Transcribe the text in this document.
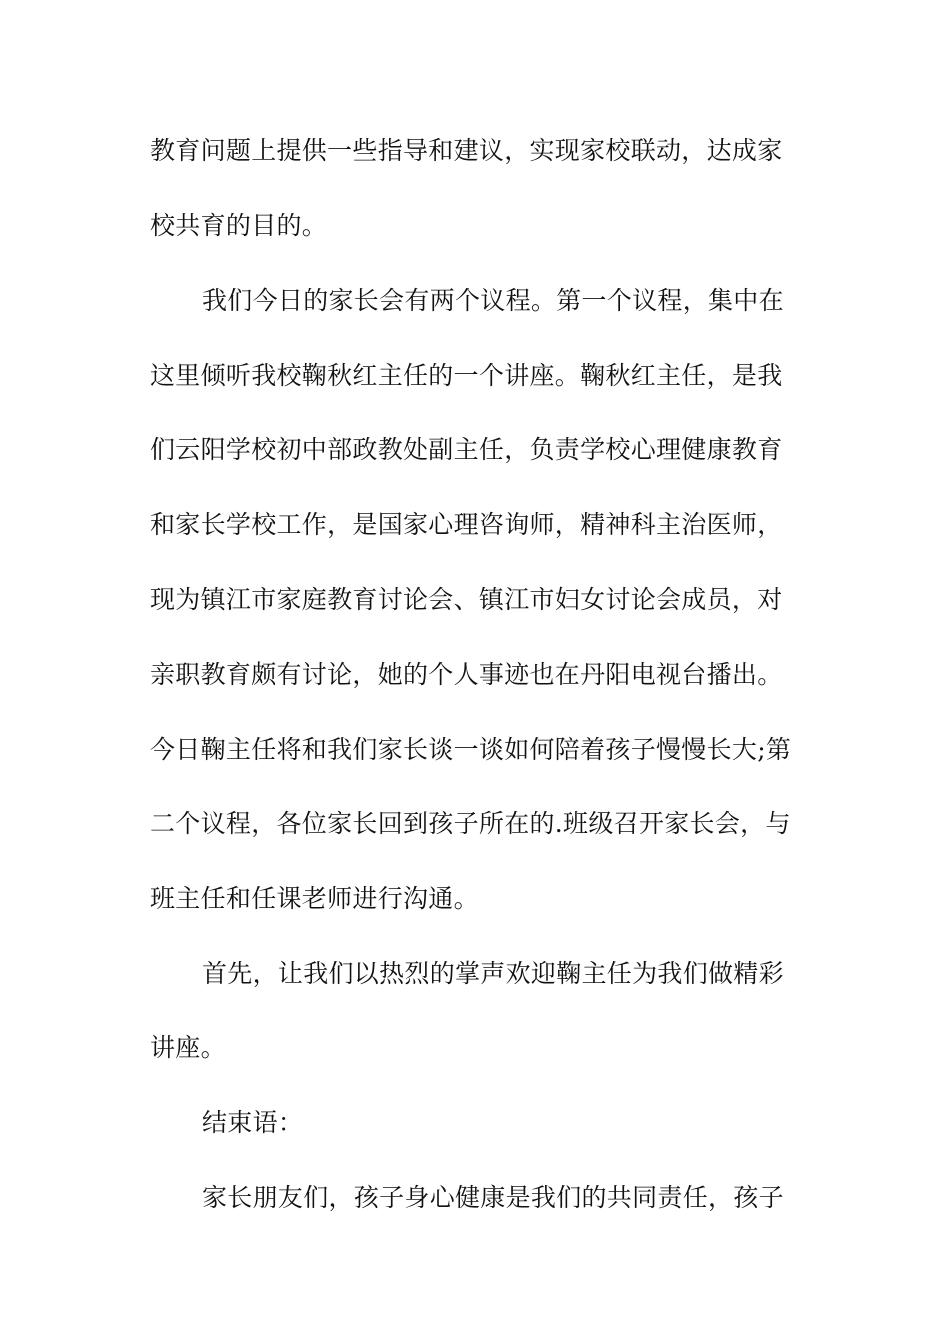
教育问题上提供一些指导和建议，实现家校联动，达成家
校共育的目的。
我们今日的家长会有两个议程。第一个议程，集中在
这里倾听我校鞠秋红主任的一个讲座。鞠秋红主任，是我
们云阳学校初中部政教处副主任，负责学校心理健康教育
和家长学校工作，是国家心理咨询师，精神科主治医师，
现为镇江市家庭教育讨论会、镇江市妇女讨论会成员，对
亲职教育颇有讨论，她的个人事迹也在丹阳电视台播出。
今日鞠主任将和我们家长谈一谈如何陪着孩子慢慢长大;第
二个议程，各位家长回到孩子所在的.班级召开家长会，与
班主任和任课老师进行沟通。
首先，让我们以热烈的掌声欢迎鞠主任为我们做精彩
讲座。
结束语：
家长朋友们，孩子身心健康是我们的共同责任，孩子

_Goal of the exercise_
From the listing, extract all text exactly as given and drop any picture.

_Final answer_
Transcribe the text in this document.
教育问题上提供一些指导和建议，实现家校联动，达成家
校共育的目的。
我们今日的家长会有两个议程。第一个议程，集中在
这里倾听我校鞠秋红主任的一个讲座。鞠秋红主任，是我
们云阳学校初中部政教处副主任，负责学校心理健康教育
和家长学校工作，是国家心理咨询师，精神科主治医师，
现为镇江市家庭教育讨论会、镇江市妇女讨论会成员，对
亲职教育颇有讨论，她的个人事迹也在丹阳电视台播出。
今日鞠主任将和我们家长谈一谈如何陪着孩子慢慢长大;第
二个议程，各位家长回到孩子所在的.班级召开家长会，与
班主任和任课老师进行沟通。
首先，让我们以热烈的掌声欢迎鞠主任为我们做精彩
讲座。
结束语：
家长朋友们，孩子身心健康是我们的共同责任，孩子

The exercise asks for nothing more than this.